**** Recorded data ****

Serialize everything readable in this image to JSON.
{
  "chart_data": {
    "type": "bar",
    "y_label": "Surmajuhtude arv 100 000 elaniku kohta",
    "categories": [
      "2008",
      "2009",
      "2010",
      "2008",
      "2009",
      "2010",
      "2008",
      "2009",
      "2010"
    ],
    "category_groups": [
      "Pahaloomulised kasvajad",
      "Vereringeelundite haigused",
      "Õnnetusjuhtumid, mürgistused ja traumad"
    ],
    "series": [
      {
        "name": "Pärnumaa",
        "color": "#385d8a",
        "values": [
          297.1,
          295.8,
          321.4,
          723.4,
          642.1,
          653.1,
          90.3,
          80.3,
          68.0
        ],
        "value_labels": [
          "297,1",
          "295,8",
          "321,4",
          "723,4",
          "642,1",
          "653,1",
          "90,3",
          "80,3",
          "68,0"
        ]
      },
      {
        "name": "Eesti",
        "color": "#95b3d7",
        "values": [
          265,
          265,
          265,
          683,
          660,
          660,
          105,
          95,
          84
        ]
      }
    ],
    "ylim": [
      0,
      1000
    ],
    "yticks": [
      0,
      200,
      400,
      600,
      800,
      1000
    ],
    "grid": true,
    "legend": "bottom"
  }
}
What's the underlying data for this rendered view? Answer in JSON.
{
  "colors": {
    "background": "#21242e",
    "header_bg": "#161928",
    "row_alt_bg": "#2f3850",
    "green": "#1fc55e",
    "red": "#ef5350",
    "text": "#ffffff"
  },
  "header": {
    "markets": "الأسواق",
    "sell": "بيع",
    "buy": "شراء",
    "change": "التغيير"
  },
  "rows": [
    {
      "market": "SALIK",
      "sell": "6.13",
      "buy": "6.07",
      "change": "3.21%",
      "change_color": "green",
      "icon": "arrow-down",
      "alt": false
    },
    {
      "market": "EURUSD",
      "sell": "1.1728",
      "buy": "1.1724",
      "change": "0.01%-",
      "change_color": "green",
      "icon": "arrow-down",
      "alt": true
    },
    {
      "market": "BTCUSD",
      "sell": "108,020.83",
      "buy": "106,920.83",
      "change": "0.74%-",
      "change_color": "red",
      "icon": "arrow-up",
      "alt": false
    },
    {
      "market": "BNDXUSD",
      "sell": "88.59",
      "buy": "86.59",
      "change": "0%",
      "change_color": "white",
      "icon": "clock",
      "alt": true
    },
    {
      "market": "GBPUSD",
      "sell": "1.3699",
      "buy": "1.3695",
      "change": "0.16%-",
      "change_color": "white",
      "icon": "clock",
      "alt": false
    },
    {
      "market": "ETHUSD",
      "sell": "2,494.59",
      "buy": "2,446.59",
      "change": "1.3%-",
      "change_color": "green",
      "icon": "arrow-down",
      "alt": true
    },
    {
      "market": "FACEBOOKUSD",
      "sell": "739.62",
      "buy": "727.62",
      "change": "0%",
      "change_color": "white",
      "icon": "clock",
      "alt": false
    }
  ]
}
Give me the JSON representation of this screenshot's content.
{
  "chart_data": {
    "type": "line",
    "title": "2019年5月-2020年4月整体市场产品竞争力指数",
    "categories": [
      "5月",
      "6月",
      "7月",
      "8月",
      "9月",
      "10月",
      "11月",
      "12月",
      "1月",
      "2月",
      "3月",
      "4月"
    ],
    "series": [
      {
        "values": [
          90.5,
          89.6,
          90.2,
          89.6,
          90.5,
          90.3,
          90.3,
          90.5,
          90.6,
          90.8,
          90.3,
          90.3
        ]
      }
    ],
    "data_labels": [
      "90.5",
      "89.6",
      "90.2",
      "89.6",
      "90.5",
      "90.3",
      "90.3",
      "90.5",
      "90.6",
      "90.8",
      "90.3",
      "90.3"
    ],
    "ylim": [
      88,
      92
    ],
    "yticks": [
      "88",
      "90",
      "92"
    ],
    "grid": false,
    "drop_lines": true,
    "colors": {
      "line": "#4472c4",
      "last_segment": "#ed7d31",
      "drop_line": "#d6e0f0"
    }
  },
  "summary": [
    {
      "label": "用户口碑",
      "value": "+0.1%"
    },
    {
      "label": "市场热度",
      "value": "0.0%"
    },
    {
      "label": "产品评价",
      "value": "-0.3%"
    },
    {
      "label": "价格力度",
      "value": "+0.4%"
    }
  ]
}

****

Make an exact copy of every entry.

Finished task
Serialize everything readable in this image to JSON.
{
  "chart_data": {
    "type": "bar",
    "y_label": "Surmajuhtude arv 100 000 elaniku kohta",
    "categories": [
      "2008",
      "2009",
      "2010",
      "2008",
      "2009",
      "2010",
      "2008",
      "2009",
      "2010"
    ],
    "category_groups": [
      "Pahaloomulised kasvajad",
      "Vereringeelundite haigused",
      "Õnnetusjuhtumid, mürgistused ja traumad"
    ],
    "series": [
      {
        "name": "Pärnumaa",
        "color": "#385d8a",
        "values": [
          297.1,
          295.8,
          321.4,
          723.4,
          642.1,
          653.1,
          90.3,
          80.3,
          68.0
        ],
        "value_labels": [
          "297,1",
          "295,8",
          "321,4",
          "723,4",
          "642,1",
          "653,1",
          "90,3",
          "80,3",
          "68,0"
        ]
      },
      {
        "name": "Eesti",
        "color": "#95b3d7",
        "values": [
          265,
          265,
          265,
          683,
          660,
          660,
          105,
          95,
          84
        ]
      }
    ],
    "ylim": [
      0,
      1000
    ],
    "yticks": [
      0,
      200,
      400,
      600,
      800,
      1000
    ],
    "grid": true,
    "legend": "bottom"
  }
}
What's the underlying data for this rendered view? Answer in JSON.
{
  "colors": {
    "background": "#21242e",
    "header_bg": "#161928",
    "row_alt_bg": "#2f3850",
    "green": "#1fc55e",
    "red": "#ef5350",
    "text": "#ffffff"
  },
  "header": {
    "markets": "الأسواق",
    "sell": "بيع",
    "buy": "شراء",
    "change": "التغيير"
  },
  "rows": [
    {
      "market": "SALIK",
      "sell": "6.13",
      "buy": "6.07",
      "change": "3.21%",
      "change_color": "green",
      "icon": "arrow-down",
      "alt": false
    },
    {
      "market": "EURUSD",
      "sell": "1.1728",
      "buy": "1.1724",
      "change": "0.01%-",
      "change_color": "green",
      "icon": "arrow-down",
      "alt": true
    },
    {
      "market": "BTCUSD",
      "sell": "108,020.83",
      "buy": "106,920.83",
      "change": "0.74%-",
      "change_color": "red",
      "icon": "arrow-up",
      "alt": false
    },
    {
      "market": "BNDXUSD",
      "sell": "88.59",
      "buy": "86.59",
      "change": "0%",
      "change_color": "white",
      "icon": "clock",
      "alt": true
    },
    {
      "market": "GBPUSD",
      "sell": "1.3699",
      "buy": "1.3695",
      "change": "0.16%-",
      "change_color": "white",
      "icon": "clock",
      "alt": false
    },
    {
      "market": "ETHUSD",
      "sell": "2,494.59",
      "buy": "2,446.59",
      "change": "1.3%-",
      "change_color": "green",
      "icon": "arrow-down",
      "alt": true
    },
    {
      "market": "FACEBOOKUSD",
      "sell": "739.62",
      "buy": "727.62",
      "change": "0%",
      "change_color": "white",
      "icon": "clock",
      "alt": false
    }
  ]
}
Give me the JSON representation of this screenshot's content.
{
  "chart_data": {
    "type": "line",
    "title": "2019年5月-2020年4月整体市场产品竞争力指数",
    "categories": [
      "5月",
      "6月",
      "7月",
      "8月",
      "9月",
      "10月",
      "11月",
      "12月",
      "1月",
      "2月",
      "3月",
      "4月"
    ],
    "series": [
      {
        "values": [
          90.5,
          89.6,
          90.2,
          89.6,
          90.5,
          90.3,
          90.3,
          90.5,
          90.6,
          90.8,
          90.3,
          90.3
        ]
      }
    ],
    "data_labels": [
      "90.5",
      "89.6",
      "90.2",
      "89.6",
      "90.5",
      "90.3",
      "90.3",
      "90.5",
      "90.6",
      "90.8",
      "90.3",
      "90.3"
    ],
    "ylim": [
      88,
      92
    ],
    "yticks": [
      "88",
      "90",
      "92"
    ],
    "grid": false,
    "drop_lines": true,
    "colors": {
      "line": "#4472c4",
      "last_segment": "#ed7d31",
      "drop_line": "#d6e0f0"
    }
  },
  "summary": [
    {
      "label": "用户口碑",
      "value": "+0.1%"
    },
    {
      "label": "市场热度",
      "value": "0.0%"
    },
    {
      "label": "产品评价",
      "value": "-0.3%"
    },
    {
      "label": "价格力度",
      "value": "+0.4%"
    }
  ]
}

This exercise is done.